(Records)
☆ ☆ ☆ ☆ ☆
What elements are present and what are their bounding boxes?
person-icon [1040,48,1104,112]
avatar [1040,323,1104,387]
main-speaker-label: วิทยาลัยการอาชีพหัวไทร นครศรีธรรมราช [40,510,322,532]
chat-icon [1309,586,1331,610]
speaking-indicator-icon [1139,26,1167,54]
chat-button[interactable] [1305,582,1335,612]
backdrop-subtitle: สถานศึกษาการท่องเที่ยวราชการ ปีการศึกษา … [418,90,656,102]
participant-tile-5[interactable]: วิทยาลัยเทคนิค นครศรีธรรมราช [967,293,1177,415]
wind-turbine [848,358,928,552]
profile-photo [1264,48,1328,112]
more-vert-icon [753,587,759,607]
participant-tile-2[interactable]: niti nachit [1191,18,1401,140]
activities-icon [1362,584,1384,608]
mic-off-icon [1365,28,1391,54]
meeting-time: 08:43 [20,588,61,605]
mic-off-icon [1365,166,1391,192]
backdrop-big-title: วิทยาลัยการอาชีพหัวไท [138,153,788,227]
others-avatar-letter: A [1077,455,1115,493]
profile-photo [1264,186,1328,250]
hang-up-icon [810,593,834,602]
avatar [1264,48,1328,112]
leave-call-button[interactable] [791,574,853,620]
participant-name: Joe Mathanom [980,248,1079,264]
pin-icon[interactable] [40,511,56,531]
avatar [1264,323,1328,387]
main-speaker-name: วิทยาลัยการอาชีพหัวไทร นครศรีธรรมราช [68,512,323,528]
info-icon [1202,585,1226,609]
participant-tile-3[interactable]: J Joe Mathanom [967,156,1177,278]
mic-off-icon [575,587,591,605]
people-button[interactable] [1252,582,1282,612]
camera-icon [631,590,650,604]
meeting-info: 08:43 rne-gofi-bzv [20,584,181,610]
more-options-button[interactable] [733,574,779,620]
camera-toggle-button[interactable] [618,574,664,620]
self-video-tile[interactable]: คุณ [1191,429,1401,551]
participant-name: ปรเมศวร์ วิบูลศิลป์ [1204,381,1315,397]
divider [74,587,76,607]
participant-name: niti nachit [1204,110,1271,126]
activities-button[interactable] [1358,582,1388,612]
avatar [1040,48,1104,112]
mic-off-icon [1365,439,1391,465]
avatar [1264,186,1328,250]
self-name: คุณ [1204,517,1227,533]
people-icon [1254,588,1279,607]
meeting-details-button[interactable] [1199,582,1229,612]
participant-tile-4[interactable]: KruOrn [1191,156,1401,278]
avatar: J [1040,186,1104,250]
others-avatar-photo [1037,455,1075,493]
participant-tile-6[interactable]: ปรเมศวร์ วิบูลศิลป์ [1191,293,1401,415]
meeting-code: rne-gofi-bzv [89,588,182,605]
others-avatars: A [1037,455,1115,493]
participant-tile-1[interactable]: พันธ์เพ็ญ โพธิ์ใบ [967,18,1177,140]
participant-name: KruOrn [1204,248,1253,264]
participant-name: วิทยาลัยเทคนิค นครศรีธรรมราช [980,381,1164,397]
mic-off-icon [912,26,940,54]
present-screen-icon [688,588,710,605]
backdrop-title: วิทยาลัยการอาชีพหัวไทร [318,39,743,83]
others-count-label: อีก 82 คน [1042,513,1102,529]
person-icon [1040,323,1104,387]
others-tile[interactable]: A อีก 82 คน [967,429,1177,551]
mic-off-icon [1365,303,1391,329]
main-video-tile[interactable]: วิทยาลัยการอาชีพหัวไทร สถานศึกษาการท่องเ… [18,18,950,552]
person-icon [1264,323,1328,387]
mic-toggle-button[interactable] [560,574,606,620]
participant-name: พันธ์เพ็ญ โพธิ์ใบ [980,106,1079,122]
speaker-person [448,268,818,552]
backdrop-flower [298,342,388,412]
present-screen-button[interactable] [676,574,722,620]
☆ ☆ ☆ ☆ ☆
Render every one of the items above as a Markdown table with the columns Row and Entry, numbering each line in Row and placing the line itself in Entry. Leave out any blank lines.

| Row | Entry |
|---|---|
| 1 | What elements are present and what are their bounding boxes? |
| 2 | person-icon [1040,48,1104,112] |
| 3 | avatar [1040,323,1104,387] |
| 4 | main-speaker-label: วิทยาลัยการอาชีพหัวไทร นครศรีธรรมราช [40,510,322,532] |
| 5 | chat-icon [1309,586,1331,610] |
| 6 | speaking-indicator-icon [1139,26,1167,54] |
| 7 | chat-button[interactable] [1305,582,1335,612] |
| 8 | backdrop-subtitle: สถานศึกษาการท่องเที่ยวราชการ ปีการศึกษา … [418,90,656,102] |
| 9 | participant-tile-5[interactable]: วิทยาลัยเทคนิค นครศรีธรรมราช [967,293,1177,415] |
| 10 | wind-turbine [848,358,928,552] |
| 11 | profile-photo [1264,48,1328,112] |
| 12 | more-vert-icon [753,587,759,607] |
| 13 | participant-tile-2[interactable]: niti nachit [1191,18,1401,140] |
| 14 | activities-icon [1362,584,1384,608] |
| 15 | mic-off-icon [1365,28,1391,54] |
| 16 | meeting-time: 08:43 [20,588,61,605] |
| 17 | mic-off-icon [1365,166,1391,192] |
| 18 | backdrop-big-title: วิทยาลัยการอาชีพหัวไท [138,153,788,227] |
| 19 | others-avatar-letter: A [1077,455,1115,493] |
| 20 | profile-photo [1264,186,1328,250] |
| 21 | hang-up-icon [810,593,834,602] |
| 22 | avatar [1264,48,1328,112] |
| 23 | leave-call-button[interactable] [791,574,853,620] |
| 24 | participant-name: Joe Mathanom [980,248,1079,264] |
| 25 | pin-icon[interactable] [40,511,56,531] |
| 26 | avatar [1264,323,1328,387] |
| 27 | main-speaker-name: วิทยาลัยการอาชีพหัวไทร นครศรีธรรมราช [68,512,323,528] |
| 28 | info-icon [1202,585,1226,609] |
| 29 | participant-tile-3[interactable]: J Joe Mathanom [967,156,1177,278] |
| 30 | mic-off-icon [575,587,591,605] |
| 31 | people-button[interactable] [1252,582,1282,612] |
| 32 | camera-icon [631,590,650,604] |
| 33 | meeting-info: 08:43 rne-gofi-bzv [20,584,181,610] |
| 34 | more-options-button[interactable] [733,574,779,620] |
| 35 | camera-toggle-button[interactable] [618,574,664,620] |
| 36 | self-video-tile[interactable]: คุณ [1191,429,1401,551] |
| 37 | participant-name: ปรเมศวร์ วิบูลศิลป์ [1204,381,1315,397] |
| 38 | divider [74,587,76,607] |
| 39 | participant-name: niti nachit [1204,110,1271,126] |
| 40 | activities-button[interactable] [1358,582,1388,612] |
| 41 | avatar [1040,48,1104,112] |
| 42 | mic-off-icon [1365,439,1391,465] |
| 43 | avatar [1264,186,1328,250] |
| 44 | self-name: คุณ [1204,517,1227,533] |
| 45 | people-icon [1254,588,1279,607] |
| 46 | meeting-details-button[interactable] [1199,582,1229,612] |
| 47 | participant-tile-4[interactable]: KruOrn [1191,156,1401,278] |
| 48 | avatar: J [1040,186,1104,250] |
| 49 | others-avatar-photo [1037,455,1075,493] |
| 50 | participant-tile-6[interactable]: ปรเมศวร์ วิบูลศิลป์ [1191,293,1401,415] |
| 51 | meeting-code: rne-gofi-bzv [89,588,182,605] |
| 52 | others-avatars: A [1037,455,1115,493] |
| 53 | participant-tile-1[interactable]: พันธ์เพ็ญ โพธิ์ใบ [967,18,1177,140] |
| 54 | participant-name: KruOrn [1204,248,1253,264] |
| 55 | participant-name: วิทยาลัยเทคนิค นครศรีธรรมราช [980,381,1164,397] |
| 56 | mic-off-icon [912,26,940,54] |
| 57 | present-screen-icon [688,588,710,605] |
| 58 | backdrop-title: วิทยาลัยการอาชีพหัวไทร [318,39,743,83] |
| 59 | others-count-label: อีก 82 คน [1042,513,1102,529] |
| 60 | person-icon [1040,323,1104,387] |
| 61 | others-tile[interactable]: A อีก 82 คน [967,429,1177,551] |
| 62 | mic-off-icon [1365,303,1391,329] |
| 63 | main-video-tile[interactable]: วิทยาลัยการอาชีพหัวไทร สถานศึกษาการท่องเ… [18,18,950,552] |
| 64 | person-icon [1264,323,1328,387] |
| 65 | mic-toggle-button[interactable] [560,574,606,620] |
| 66 | participant-name: พันธ์เพ็ญ โพธิ์ใบ [980,106,1079,122] |
| 67 | speaker-person [448,268,818,552] |
| 68 | backdrop-flower [298,342,388,412] |
| 69 | present-screen-button[interactable] [676,574,722,620] |